======== Data to use ========
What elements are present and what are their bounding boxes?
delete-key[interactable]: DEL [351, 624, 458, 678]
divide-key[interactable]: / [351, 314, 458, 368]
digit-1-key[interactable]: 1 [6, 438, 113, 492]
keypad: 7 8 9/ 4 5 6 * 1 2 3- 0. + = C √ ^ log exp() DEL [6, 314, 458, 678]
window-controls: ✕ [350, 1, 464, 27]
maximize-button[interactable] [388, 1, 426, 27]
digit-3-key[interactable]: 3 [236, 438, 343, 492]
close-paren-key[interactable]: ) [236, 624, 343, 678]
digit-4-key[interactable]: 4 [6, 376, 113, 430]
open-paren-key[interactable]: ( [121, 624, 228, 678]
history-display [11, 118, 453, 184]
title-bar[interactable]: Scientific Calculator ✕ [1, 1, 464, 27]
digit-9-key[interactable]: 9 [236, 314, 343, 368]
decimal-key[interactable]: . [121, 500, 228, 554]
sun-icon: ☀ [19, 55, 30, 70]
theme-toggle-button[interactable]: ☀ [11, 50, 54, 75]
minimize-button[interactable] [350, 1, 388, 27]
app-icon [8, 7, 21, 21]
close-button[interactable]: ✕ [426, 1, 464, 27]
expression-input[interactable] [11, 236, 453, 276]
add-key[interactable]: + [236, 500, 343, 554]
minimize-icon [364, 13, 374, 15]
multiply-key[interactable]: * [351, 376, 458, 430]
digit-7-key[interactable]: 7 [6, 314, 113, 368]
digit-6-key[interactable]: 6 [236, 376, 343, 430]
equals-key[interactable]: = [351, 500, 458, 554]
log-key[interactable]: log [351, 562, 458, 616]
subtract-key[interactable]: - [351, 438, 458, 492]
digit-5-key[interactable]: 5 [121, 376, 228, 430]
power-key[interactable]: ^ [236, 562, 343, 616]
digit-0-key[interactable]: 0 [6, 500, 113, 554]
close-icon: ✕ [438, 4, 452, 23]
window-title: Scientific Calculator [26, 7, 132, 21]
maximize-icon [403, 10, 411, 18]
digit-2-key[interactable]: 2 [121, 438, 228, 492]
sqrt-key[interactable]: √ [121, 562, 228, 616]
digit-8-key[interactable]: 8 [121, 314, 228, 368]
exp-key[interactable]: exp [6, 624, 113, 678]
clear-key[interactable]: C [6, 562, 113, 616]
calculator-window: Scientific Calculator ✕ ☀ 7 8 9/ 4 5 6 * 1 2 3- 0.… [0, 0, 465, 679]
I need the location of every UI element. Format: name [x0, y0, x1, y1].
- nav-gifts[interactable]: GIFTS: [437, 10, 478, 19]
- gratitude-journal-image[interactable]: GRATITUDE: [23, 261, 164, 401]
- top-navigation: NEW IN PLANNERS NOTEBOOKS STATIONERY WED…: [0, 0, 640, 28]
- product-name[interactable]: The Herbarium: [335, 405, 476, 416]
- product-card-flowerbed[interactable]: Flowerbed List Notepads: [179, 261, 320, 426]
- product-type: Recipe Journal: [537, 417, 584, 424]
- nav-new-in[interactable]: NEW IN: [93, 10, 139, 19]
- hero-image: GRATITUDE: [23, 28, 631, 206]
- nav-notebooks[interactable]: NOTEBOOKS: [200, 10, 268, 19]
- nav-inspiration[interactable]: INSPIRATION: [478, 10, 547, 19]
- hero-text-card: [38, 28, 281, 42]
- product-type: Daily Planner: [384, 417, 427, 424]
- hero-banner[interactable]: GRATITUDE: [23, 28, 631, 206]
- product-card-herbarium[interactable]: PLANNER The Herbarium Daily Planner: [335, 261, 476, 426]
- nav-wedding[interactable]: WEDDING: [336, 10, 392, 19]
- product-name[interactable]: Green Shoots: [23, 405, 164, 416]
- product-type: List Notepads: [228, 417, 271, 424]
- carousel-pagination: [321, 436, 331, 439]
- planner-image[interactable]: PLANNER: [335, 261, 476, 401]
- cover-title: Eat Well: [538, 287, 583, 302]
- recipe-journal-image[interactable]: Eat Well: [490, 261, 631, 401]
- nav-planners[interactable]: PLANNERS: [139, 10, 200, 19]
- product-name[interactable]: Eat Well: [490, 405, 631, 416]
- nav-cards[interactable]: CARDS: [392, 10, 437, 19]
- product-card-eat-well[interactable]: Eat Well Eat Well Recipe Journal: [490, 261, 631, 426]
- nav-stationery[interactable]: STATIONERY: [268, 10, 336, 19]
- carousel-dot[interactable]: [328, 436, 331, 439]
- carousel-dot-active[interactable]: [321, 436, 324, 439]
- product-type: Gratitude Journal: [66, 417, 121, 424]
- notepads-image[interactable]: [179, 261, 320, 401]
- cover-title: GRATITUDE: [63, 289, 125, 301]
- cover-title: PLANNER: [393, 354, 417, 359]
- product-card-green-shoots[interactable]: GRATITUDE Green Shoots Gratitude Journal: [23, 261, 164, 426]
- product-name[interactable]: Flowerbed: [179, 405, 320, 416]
========
Retype every line of the entries above word for word, changing nothing.

What elements are present and what are their bounding boxes?
delete-key[interactable]: DEL [351, 624, 458, 678]
divide-key[interactable]: / [351, 314, 458, 368]
digit-1-key[interactable]: 1 [6, 438, 113, 492]
keypad: 7 8 9/ 4 5 6 * 1 2 3- 0. + = C √ ^ log exp() DEL [6, 314, 458, 678]
window-controls: ✕ [350, 1, 464, 27]
maximize-button[interactable] [388, 1, 426, 27]
digit-3-key[interactable]: 3 [236, 438, 343, 492]
close-paren-key[interactable]: ) [236, 624, 343, 678]
digit-4-key[interactable]: 4 [6, 376, 113, 430]
open-paren-key[interactable]: ( [121, 624, 228, 678]
history-display [11, 118, 453, 184]
title-bar[interactable]: Scientific Calculator ✕ [1, 1, 464, 27]
digit-9-key[interactable]: 9 [236, 314, 343, 368]
decimal-key[interactable]: . [121, 500, 228, 554]
sun-icon: ☀ [19, 55, 30, 70]
theme-toggle-button[interactable]: ☀ [11, 50, 54, 75]
minimize-button[interactable] [350, 1, 388, 27]
app-icon [8, 7, 21, 21]
close-button[interactable]: ✕ [426, 1, 464, 27]
expression-input[interactable] [11, 236, 453, 276]
add-key[interactable]: + [236, 500, 343, 554]
minimize-icon [364, 13, 374, 15]
multiply-key[interactable]: * [351, 376, 458, 430]
digit-7-key[interactable]: 7 [6, 314, 113, 368]
digit-6-key[interactable]: 6 [236, 376, 343, 430]
equals-key[interactable]: = [351, 500, 458, 554]
log-key[interactable]: log [351, 562, 458, 616]
subtract-key[interactable]: - [351, 438, 458, 492]
digit-5-key[interactable]: 5 [121, 376, 228, 430]
power-key[interactable]: ^ [236, 562, 343, 616]
digit-0-key[interactable]: 0 [6, 500, 113, 554]
close-icon: ✕ [438, 4, 452, 23]
window-title: Scientific Calculator [26, 7, 132, 21]
maximize-icon [403, 10, 411, 18]
digit-2-key[interactable]: 2 [121, 438, 228, 492]
sqrt-key[interactable]: √ [121, 562, 228, 616]
digit-8-key[interactable]: 8 [121, 314, 228, 368]
exp-key[interactable]: exp [6, 624, 113, 678]
clear-key[interactable]: C [6, 562, 113, 616]
calculator-window: Scientific Calculator ✕ ☀ 7 8 9/ 4 5 6 * 1 2 3- 0.… [0, 0, 465, 679]
I need the location of every UI element. Format: name [x0, y0, x1, y1].
- nav-gifts[interactable]: GIFTS: [437, 10, 478, 19]
- gratitude-journal-image[interactable]: GRATITUDE: [23, 261, 164, 401]
- top-navigation: NEW IN PLANNERS NOTEBOOKS STATIONERY WED…: [0, 0, 640, 28]
- product-name[interactable]: The Herbarium: [335, 405, 476, 416]
- product-card-flowerbed[interactable]: Flowerbed List Notepads: [179, 261, 320, 426]
- product-type: Recipe Journal: [537, 417, 584, 424]
- nav-new-in[interactable]: NEW IN: [93, 10, 139, 19]
- hero-image: GRATITUDE: [23, 28, 631, 206]
- nav-notebooks[interactable]: NOTEBOOKS: [200, 10, 268, 19]
- nav-inspiration[interactable]: INSPIRATION: [478, 10, 547, 19]
- hero-text-card: [38, 28, 281, 42]
- product-type: Daily Planner: [384, 417, 427, 424]
- hero-banner[interactable]: GRATITUDE: [23, 28, 631, 206]
- product-card-herbarium[interactable]: PLANNER The Herbarium Daily Planner: [335, 261, 476, 426]
- nav-wedding[interactable]: WEDDING: [336, 10, 392, 19]
- product-name[interactable]: Green Shoots: [23, 405, 164, 416]
- product-type: List Notepads: [228, 417, 271, 424]
- carousel-pagination: [321, 436, 331, 439]
- planner-image[interactable]: PLANNER: [335, 261, 476, 401]
- cover-title: Eat Well: [538, 287, 583, 302]
- recipe-journal-image[interactable]: Eat Well: [490, 261, 631, 401]
- nav-planners[interactable]: PLANNERS: [139, 10, 200, 19]
- product-name[interactable]: Eat Well: [490, 405, 631, 416]
- nav-cards[interactable]: CARDS: [392, 10, 437, 19]
- product-card-eat-well[interactable]: Eat Well Eat Well Recipe Journal: [490, 261, 631, 426]
- nav-stationery[interactable]: STATIONERY: [268, 10, 336, 19]
- carousel-dot[interactable]: [328, 436, 331, 439]
- carousel-dot-active[interactable]: [321, 436, 324, 439]
- product-type: Gratitude Journal: [66, 417, 121, 424]
- notepads-image[interactable]: [179, 261, 320, 401]
- cover-title: GRATITUDE: [63, 289, 125, 301]
- cover-title: PLANNER: [393, 354, 417, 359]
- product-card-green-shoots[interactable]: GRATITUDE Green Shoots Gratitude Journal: [23, 261, 164, 426]
- product-name[interactable]: Flowerbed: [179, 405, 320, 416]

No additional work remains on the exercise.